**EXERCISE:**
Below are the records; copy each line in them that holds the word "color".

**SUPPLIED DATA:**
"""

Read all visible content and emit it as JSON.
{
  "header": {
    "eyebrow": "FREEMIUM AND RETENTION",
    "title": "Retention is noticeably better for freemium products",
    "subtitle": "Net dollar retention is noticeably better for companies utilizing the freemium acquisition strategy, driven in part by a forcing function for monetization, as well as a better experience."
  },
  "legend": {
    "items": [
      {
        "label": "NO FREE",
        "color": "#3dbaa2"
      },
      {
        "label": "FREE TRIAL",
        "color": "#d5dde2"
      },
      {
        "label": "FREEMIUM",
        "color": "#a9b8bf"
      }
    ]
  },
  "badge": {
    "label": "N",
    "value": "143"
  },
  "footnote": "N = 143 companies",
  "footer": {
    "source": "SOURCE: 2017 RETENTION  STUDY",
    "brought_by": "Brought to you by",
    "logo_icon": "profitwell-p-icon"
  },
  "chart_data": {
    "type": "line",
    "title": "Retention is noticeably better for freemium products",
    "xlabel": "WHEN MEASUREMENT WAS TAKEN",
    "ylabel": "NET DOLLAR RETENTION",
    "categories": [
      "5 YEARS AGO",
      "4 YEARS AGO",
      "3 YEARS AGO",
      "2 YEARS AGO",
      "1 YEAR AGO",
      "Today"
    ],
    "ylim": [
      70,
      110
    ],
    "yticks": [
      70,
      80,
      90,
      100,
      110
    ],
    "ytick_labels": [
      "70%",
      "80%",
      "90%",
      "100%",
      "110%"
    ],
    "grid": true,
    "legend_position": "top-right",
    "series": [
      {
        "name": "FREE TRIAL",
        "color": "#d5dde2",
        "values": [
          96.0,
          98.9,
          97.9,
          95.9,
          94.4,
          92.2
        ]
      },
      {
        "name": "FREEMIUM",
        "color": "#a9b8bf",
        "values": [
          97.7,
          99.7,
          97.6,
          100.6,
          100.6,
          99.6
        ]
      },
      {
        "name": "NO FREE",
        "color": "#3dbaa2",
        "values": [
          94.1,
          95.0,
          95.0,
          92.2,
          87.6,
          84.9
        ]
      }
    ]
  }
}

"""

**CORRECT ANSWER:**
        "color": "#3dbaa2"
        "color": "#d5dde2"
        "color": "#a9b8bf"
        "color": "#d5dde2",
        "color": "#a9b8bf",
        "color": "#3dbaa2",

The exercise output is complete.